— START OF GIVEN RECORDS —

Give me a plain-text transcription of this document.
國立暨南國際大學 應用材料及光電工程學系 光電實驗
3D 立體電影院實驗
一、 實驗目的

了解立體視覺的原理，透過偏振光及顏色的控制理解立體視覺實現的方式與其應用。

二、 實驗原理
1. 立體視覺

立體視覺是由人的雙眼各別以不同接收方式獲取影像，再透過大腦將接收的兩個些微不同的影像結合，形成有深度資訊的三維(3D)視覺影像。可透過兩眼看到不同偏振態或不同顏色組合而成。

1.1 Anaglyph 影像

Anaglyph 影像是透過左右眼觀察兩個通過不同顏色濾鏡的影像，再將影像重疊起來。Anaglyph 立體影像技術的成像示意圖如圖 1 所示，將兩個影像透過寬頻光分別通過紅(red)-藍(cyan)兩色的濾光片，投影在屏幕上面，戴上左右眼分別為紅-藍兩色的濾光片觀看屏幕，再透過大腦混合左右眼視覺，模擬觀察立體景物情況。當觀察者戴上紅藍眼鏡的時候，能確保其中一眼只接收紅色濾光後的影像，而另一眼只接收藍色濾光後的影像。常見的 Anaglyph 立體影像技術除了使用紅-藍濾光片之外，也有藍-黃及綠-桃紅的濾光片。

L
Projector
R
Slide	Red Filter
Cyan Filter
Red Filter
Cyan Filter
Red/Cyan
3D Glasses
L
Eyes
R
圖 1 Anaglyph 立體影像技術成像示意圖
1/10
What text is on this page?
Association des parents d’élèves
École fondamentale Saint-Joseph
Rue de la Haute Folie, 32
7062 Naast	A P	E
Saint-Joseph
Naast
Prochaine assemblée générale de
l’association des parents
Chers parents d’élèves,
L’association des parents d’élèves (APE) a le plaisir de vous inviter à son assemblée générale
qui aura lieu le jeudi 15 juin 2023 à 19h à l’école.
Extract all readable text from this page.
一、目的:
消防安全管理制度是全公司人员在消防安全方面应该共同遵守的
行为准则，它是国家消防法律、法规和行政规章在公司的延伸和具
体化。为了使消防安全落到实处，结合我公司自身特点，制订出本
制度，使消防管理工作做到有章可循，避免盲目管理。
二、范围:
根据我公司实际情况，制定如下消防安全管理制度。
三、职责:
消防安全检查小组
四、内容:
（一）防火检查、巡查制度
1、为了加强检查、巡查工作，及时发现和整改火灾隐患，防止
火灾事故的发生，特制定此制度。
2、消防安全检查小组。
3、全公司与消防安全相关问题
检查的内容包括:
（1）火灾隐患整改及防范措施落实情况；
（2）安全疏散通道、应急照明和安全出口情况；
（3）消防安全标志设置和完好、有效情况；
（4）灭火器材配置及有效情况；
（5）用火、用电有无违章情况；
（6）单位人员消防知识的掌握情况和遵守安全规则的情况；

— END OF GIVEN RECORDS —

__THE EXERCISE__:
Make an exact copy of the listing, including every line.

__SOLUTION FOR THIS EXERCISE__:
Give me a plain-text transcription of this document.
國立暨南國際大學 應用材料及光電工程學系 光電實驗
3D 立體電影院實驗
一、 實驗目的

了解立體視覺的原理，透過偏振光及顏色的控制理解立體視覺實現的方式與其應用。

二、 實驗原理
1. 立體視覺

立體視覺是由人的雙眼各別以不同接收方式獲取影像，再透過大腦將接收的兩個些微不同的影像結合，形成有深度資訊的三維(3D)視覺影像。可透過兩眼看到不同偏振態或不同顏色組合而成。

1.1 Anaglyph 影像

Anaglyph 影像是透過左右眼觀察兩個通過不同顏色濾鏡的影像，再將影像重疊起來。Anaglyph 立體影像技術的成像示意圖如圖 1 所示，將兩個影像透過寬頻光分別通過紅(red)-藍(cyan)兩色的濾光片，投影在屏幕上面，戴上左右眼分別為紅-藍兩色的濾光片觀看屏幕，再透過大腦混合左右眼視覺，模擬觀察立體景物情況。當觀察者戴上紅藍眼鏡的時候，能確保其中一眼只接收紅色濾光後的影像，而另一眼只接收藍色濾光後的影像。常見的 Anaglyph 立體影像技術除了使用紅-藍濾光片之外，也有藍-黃及綠-桃紅的濾光片。

L
Projector
R
Slide	Red Filter
Cyan Filter
Red Filter
Cyan Filter
Red/Cyan
3D Glasses
L
Eyes
R
圖 1 Anaglyph 立體影像技術成像示意圖
1/10
What text is on this page?
Association des parents d’élèves
École fondamentale Saint-Joseph
Rue de la Haute Folie, 32
7062 Naast	A P	E
Saint-Joseph
Naast
Prochaine assemblée générale de
l’association des parents
Chers parents d’élèves,
L’association des parents d’élèves (APE) a le plaisir de vous inviter à son assemblée générale
qui aura lieu le jeudi 15 juin 2023 à 19h à l’école.
Extract all readable text from this page.
一、目的:
消防安全管理制度是全公司人员在消防安全方面应该共同遵守的
行为准则，它是国家消防法律、法规和行政规章在公司的延伸和具
体化。为了使消防安全落到实处，结合我公司自身特点，制订出本
制度，使消防管理工作做到有章可循，避免盲目管理。
二、范围:
根据我公司实际情况，制定如下消防安全管理制度。
三、职责:
消防安全检查小组
四、内容:
（一）防火检查、巡查制度
1、为了加强检查、巡查工作，及时发现和整改火灾隐患，防止
火灾事故的发生，特制定此制度。
2、消防安全检查小组。
3、全公司与消防安全相关问题
检查的内容包括:
（1）火灾隐患整改及防范措施落实情况；
（2）安全疏散通道、应急照明和安全出口情况；
（3）消防安全标志设置和完好、有效情况；
（4）灭火器材配置及有效情况；
（5）用火、用电有无违章情况；
（6）单位人员消防知识的掌握情况和遵守安全规则的情况；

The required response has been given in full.